Job
Without the pictures, print each of the records below exactly as it appears.

==*==

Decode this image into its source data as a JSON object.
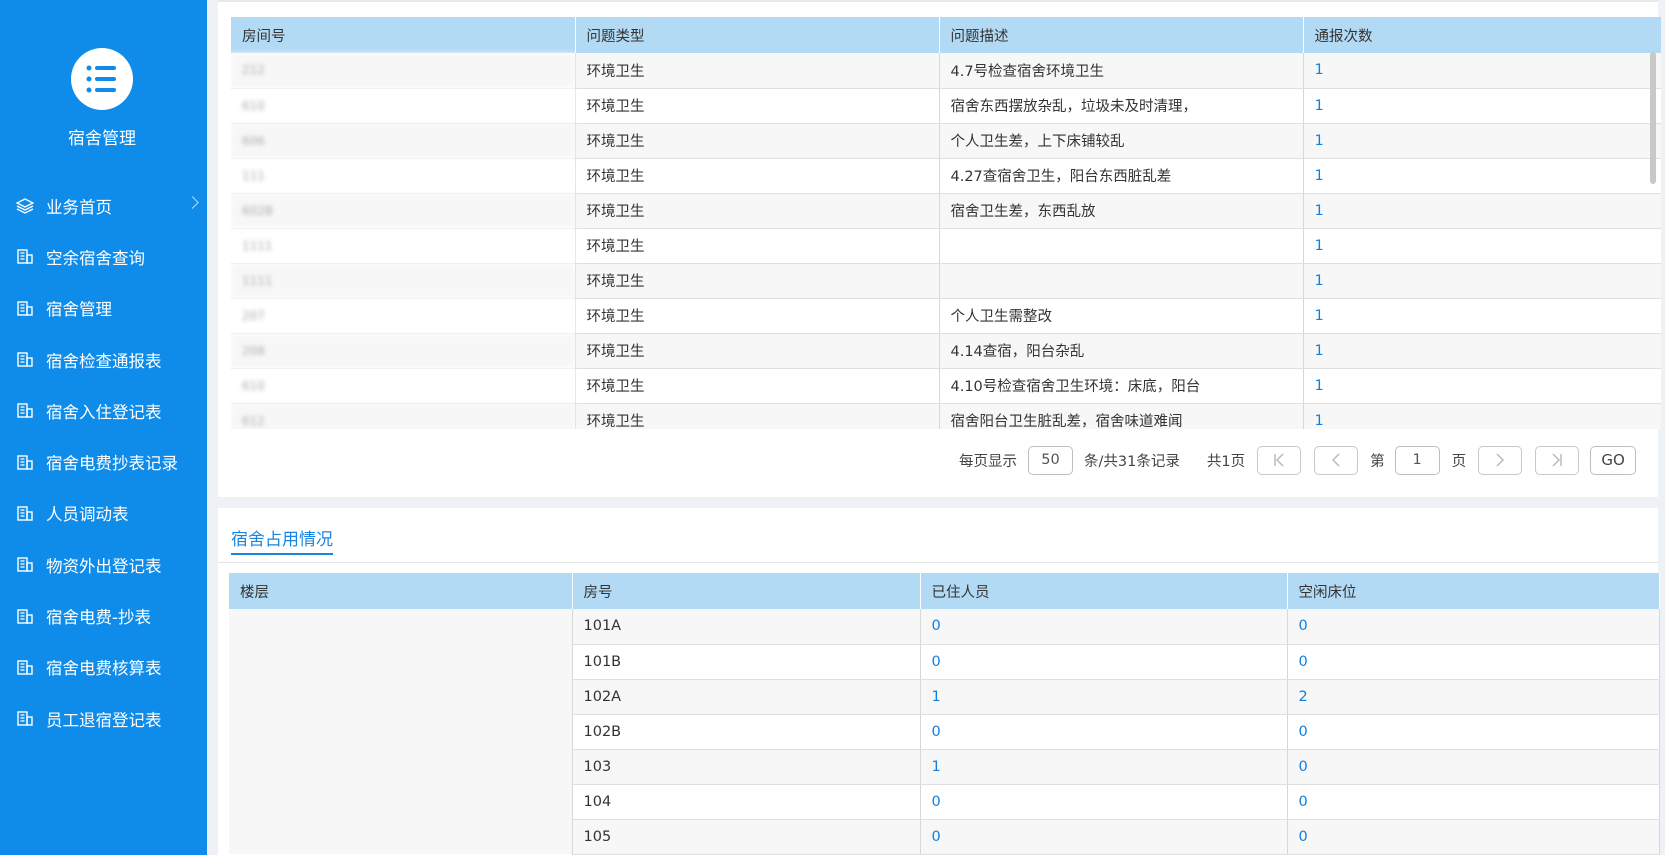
{
  "sidebar": {
    "title": "宿舍管理",
    "items": [
      {
        "label": "业务首页",
        "icon": "layers-icon"
      },
      {
        "label": "空余宿舍查询",
        "icon": "building-icon"
      },
      {
        "label": "宿舍管理",
        "icon": "building-icon"
      },
      {
        "label": "宿舍检查通报表",
        "icon": "building-icon"
      },
      {
        "label": "宿舍入住登记表",
        "icon": "building-icon"
      },
      {
        "label": "宿舍电费抄表记录",
        "icon": "building-icon"
      },
      {
        "label": "人员调动表",
        "icon": "building-icon"
      },
      {
        "label": "物资外出登记表",
        "icon": "building-icon"
      },
      {
        "label": "宿舍电费-抄表",
        "icon": "building-icon"
      },
      {
        "label": "宿舍电费核算表",
        "icon": "building-icon"
      },
      {
        "label": "员工退宿登记表",
        "icon": "building-icon"
      }
    ]
  },
  "inspection": {
    "headers": [
      "房间号",
      "问题类型",
      "问题描述",
      "通报次数"
    ],
    "rows": [
      [
        "212",
        "环境卫生",
        "4.7号检查宿舍环境卫生",
        "1"
      ],
      [
        "610",
        "环境卫生",
        "宿舍东西摆放杂乱，垃圾未及时清理，",
        "1"
      ],
      [
        "606",
        "环境卫生",
        "个人卫生差，上下床铺较乱",
        "1"
      ],
      [
        "111",
        "环境卫生",
        "4.27查宿舍卫生，阳台东西脏乱差",
        "1"
      ],
      [
        "602B",
        "环境卫生",
        "宿舍卫生差，东西乱放",
        "1"
      ],
      [
        "1111",
        "环境卫生",
        "",
        "1"
      ],
      [
        "1111",
        "环境卫生",
        "",
        "1"
      ],
      [
        "207",
        "环境卫生",
        "个人卫生需整改",
        "1"
      ],
      [
        "208",
        "环境卫生",
        "4.14查宿，阳台杂乱",
        "1"
      ],
      [
        "610",
        "环境卫生",
        "4.10号检查宿舍卫生环境：床底，阳台",
        "1"
      ],
      [
        "612",
        "环境卫生",
        "宿舍阳台卫生脏乱差，宿舍味道难闻",
        "1"
      ]
    ],
    "pager": {
      "per_page_label": "每页显示",
      "per_page_value": "50",
      "records_label": "条/共31条记录",
      "total_pages_label": "共1页",
      "page_prefix": "第",
      "page_value": "1",
      "page_suffix": "页",
      "go_label": "GO"
    }
  },
  "occupancy": {
    "title": "宿舍占用情况",
    "headers": [
      "楼层",
      "房号",
      "已住人员",
      "空闲床位"
    ],
    "rows": [
      [
        "101A",
        "0",
        "0"
      ],
      [
        "101B",
        "0",
        "0"
      ],
      [
        "102A",
        "1",
        "2"
      ],
      [
        "102B",
        "0",
        "0"
      ],
      [
        "103",
        "1",
        "0"
      ],
      [
        "104",
        "0",
        "0"
      ],
      [
        "105",
        "0",
        "0"
      ]
    ]
  }
}
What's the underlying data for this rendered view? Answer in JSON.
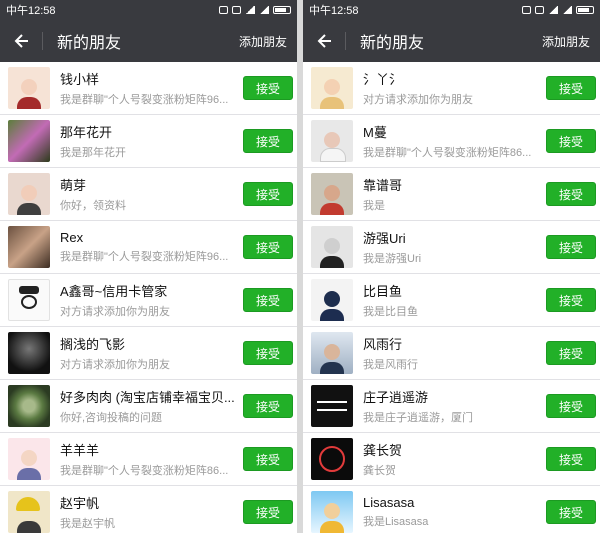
{
  "left": {
    "status": {
      "time": "中午12:58"
    },
    "header": {
      "back_icon": "arrow-left-icon",
      "title": "新的朋友",
      "action": "添加朋友"
    },
    "rows": [
      {
        "name": "钱小样",
        "sub": "我是群聊\"个人号裂变涨粉矩阵96...",
        "button": "接受"
      },
      {
        "name": "那年花开",
        "sub": "我是那年花开",
        "button": "接受"
      },
      {
        "name": "萌芽",
        "sub": "你好，领资料",
        "button": "接受"
      },
      {
        "name": "Rex",
        "sub": "我是群聊\"个人号裂变涨粉矩阵96...",
        "button": "接受"
      },
      {
        "name": "A鑫哥~信用卡管家",
        "sub": "对方请求添加你为朋友",
        "button": "接受"
      },
      {
        "name": "搁浅的飞影",
        "sub": "对方请求添加你为朋友",
        "button": "接受"
      },
      {
        "name": "好多肉肉 (淘宝店铺幸福宝贝...",
        "sub": "你好,咨询投稿的问题",
        "button": "接受"
      },
      {
        "name": "羊羊羊",
        "sub": "我是群聊\"个人号裂变涨粉矩阵86...",
        "button": "接受"
      },
      {
        "name": "赵宇帆",
        "sub": "我是赵宇帆",
        "button": "接受"
      }
    ]
  },
  "right": {
    "status": {
      "time": "中午12:58"
    },
    "header": {
      "back_icon": "arrow-left-icon",
      "title": "新的朋友",
      "action": "添加朋友"
    },
    "rows": [
      {
        "name": "氵丫氵",
        "sub": "对方请求添加你为朋友",
        "button": "接受"
      },
      {
        "name": "M蔓",
        "sub": "我是群聊\"个人号裂变涨粉矩阵86...",
        "button": "接受"
      },
      {
        "name": "靠谱哥",
        "sub": "我是",
        "button": "接受"
      },
      {
        "name": "游强Uri",
        "sub": "我是游强Uri",
        "button": "接受"
      },
      {
        "name": "比目鱼",
        "sub": "我是比目鱼",
        "button": "接受"
      },
      {
        "name": "风雨行",
        "sub": "我是风雨行",
        "button": "接受"
      },
      {
        "name": "庄子逍遥游",
        "sub": "我是庄子逍遥游，厦门",
        "button": "接受"
      },
      {
        "name": "龚长贺",
        "sub": "龚长贺",
        "button": "接受"
      },
      {
        "name": "Lisasasa",
        "sub": "我是Lisasasa",
        "button": "接受"
      }
    ]
  }
}
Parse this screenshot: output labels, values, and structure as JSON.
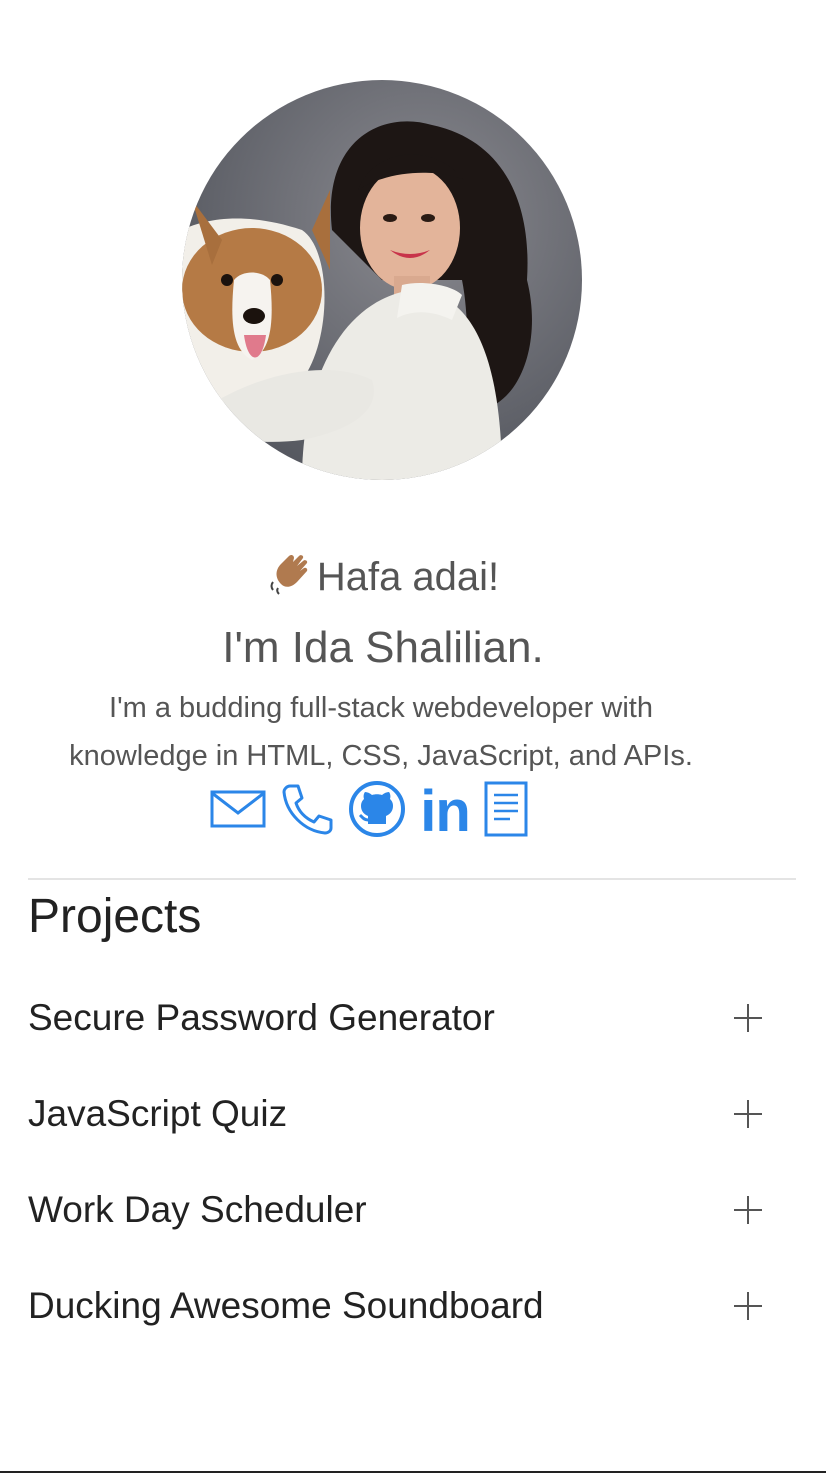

==*==

Answer to this exercise
Decode this image into its source data as a JSON object.
{
  "sidebar": {
    "title": "宿舍管理",
    "items": [
      {
        "label": "业务首页",
        "icon": "layers-icon"
      },
      {
        "label": "空余宿舍查询",
        "icon": "building-icon"
      },
      {
        "label": "宿舍管理",
        "icon": "building-icon"
      },
      {
        "label": "宿舍检查通报表",
        "icon": "building-icon"
      },
      {
        "label": "宿舍入住登记表",
        "icon": "building-icon"
      },
      {
        "label": "宿舍电费抄表记录",
        "icon": "building-icon"
      },
      {
        "label": "人员调动表",
        "icon": "building-icon"
      },
      {
        "label": "物资外出登记表",
        "icon": "building-icon"
      },
      {
        "label": "宿舍电费-抄表",
        "icon": "building-icon"
      },
      {
        "label": "宿舍电费核算表",
        "icon": "building-icon"
      },
      {
        "label": "员工退宿登记表",
        "icon": "building-icon"
      }
    ]
  },
  "inspection": {
    "headers": [
      "房间号",
      "问题类型",
      "问题描述",
      "通报次数"
    ],
    "rows": [
      [
        "212",
        "环境卫生",
        "4.7号检查宿舍环境卫生",
        "1"
      ],
      [
        "610",
        "环境卫生",
        "宿舍东西摆放杂乱，垃圾未及时清理，",
        "1"
      ],
      [
        "606",
        "环境卫生",
        "个人卫生差，上下床铺较乱",
        "1"
      ],
      [
        "111",
        "环境卫生",
        "4.27查宿舍卫生，阳台东西脏乱差",
        "1"
      ],
      [
        "602B",
        "环境卫生",
        "宿舍卫生差，东西乱放",
        "1"
      ],
      [
        "1111",
        "环境卫生",
        "",
        "1"
      ],
      [
        "1111",
        "环境卫生",
        "",
        "1"
      ],
      [
        "207",
        "环境卫生",
        "个人卫生需整改",
        "1"
      ],
      [
        "208",
        "环境卫生",
        "4.14查宿，阳台杂乱",
        "1"
      ],
      [
        "610",
        "环境卫生",
        "4.10号检查宿舍卫生环境：床底，阳台",
        "1"
      ],
      [
        "612",
        "环境卫生",
        "宿舍阳台卫生脏乱差，宿舍味道难闻",
        "1"
      ]
    ],
    "pager": {
      "per_page_label": "每页显示",
      "per_page_value": "50",
      "records_label": "条/共31条记录",
      "total_pages_label": "共1页",
      "page_prefix": "第",
      "page_value": "1",
      "page_suffix": "页",
      "go_label": "GO"
    }
  },
  "occupancy": {
    "title": "宿舍占用情况",
    "headers": [
      "楼层",
      "房号",
      "已住人员",
      "空闲床位"
    ],
    "rows": [
      [
        "101A",
        "0",
        "0"
      ],
      [
        "101B",
        "0",
        "0"
      ],
      [
        "102A",
        "1",
        "2"
      ],
      [
        "102B",
        "0",
        "0"
      ],
      [
        "103",
        "1",
        "0"
      ],
      [
        "104",
        "0",
        "0"
      ],
      [
        "105",
        "0",
        "0"
      ]
    ]
  }
}
What's the underlying data for this rendered view? Answer in JSON.
{
  "left": {
    "status": {
      "time": "中午12:58"
    },
    "header": {
      "back_icon": "arrow-left-icon",
      "title": "新的朋友",
      "action": "添加朋友"
    },
    "rows": [
      {
        "name": "钱小样",
        "sub": "我是群聊\"个人号裂变涨粉矩阵96...",
        "button": "接受"
      },
      {
        "name": "那年花开",
        "sub": "我是那年花开",
        "button": "接受"
      },
      {
        "name": "萌芽",
        "sub": "你好，领资料",
        "button": "接受"
      },
      {
        "name": "Rex",
        "sub": "我是群聊\"个人号裂变涨粉矩阵96...",
        "button": "接受"
      },
      {
        "name": "A鑫哥~信用卡管家",
        "sub": "对方请求添加你为朋友",
        "button": "接受"
      },
      {
        "name": "搁浅的飞影",
        "sub": "对方请求添加你为朋友",
        "button": "接受"
      },
      {
        "name": "好多肉肉 (淘宝店铺幸福宝贝...",
        "sub": "你好,咨询投稿的问题",
        "button": "接受"
      },
      {
        "name": "羊羊羊",
        "sub": "我是群聊\"个人号裂变涨粉矩阵86...",
        "button": "接受"
      },
      {
        "name": "赵宇帆",
        "sub": "我是赵宇帆",
        "button": "接受"
      }
    ]
  },
  "right": {
    "status": {
      "time": "中午12:58"
    },
    "header": {
      "back_icon": "arrow-left-icon",
      "title": "新的朋友",
      "action": "添加朋友"
    },
    "rows": [
      {
        "name": "氵丫氵",
        "sub": "对方请求添加你为朋友",
        "button": "接受"
      },
      {
        "name": "M蔓",
        "sub": "我是群聊\"个人号裂变涨粉矩阵86...",
        "button": "接受"
      },
      {
        "name": "靠谱哥",
        "sub": "我是",
        "button": "接受"
      },
      {
        "name": "游强Uri",
        "sub": "我是游强Uri",
        "button": "接受"
      },
      {
        "name": "比目鱼",
        "sub": "我是比目鱼",
        "button": "接受"
      },
      {
        "name": "风雨行",
        "sub": "我是风雨行",
        "button": "接受"
      },
      {
        "name": "庄子逍遥游",
        "sub": "我是庄子逍遥游，厦门",
        "button": "接受"
      },
      {
        "name": "龚长贺",
        "sub": "龚长贺",
        "button": "接受"
      },
      {
        "name": "Lisasasa",
        "sub": "我是Lisasasa",
        "button": "接受"
      }
    ]
  }
}
Parse this screenshot: output labels, values, and structure as JSON.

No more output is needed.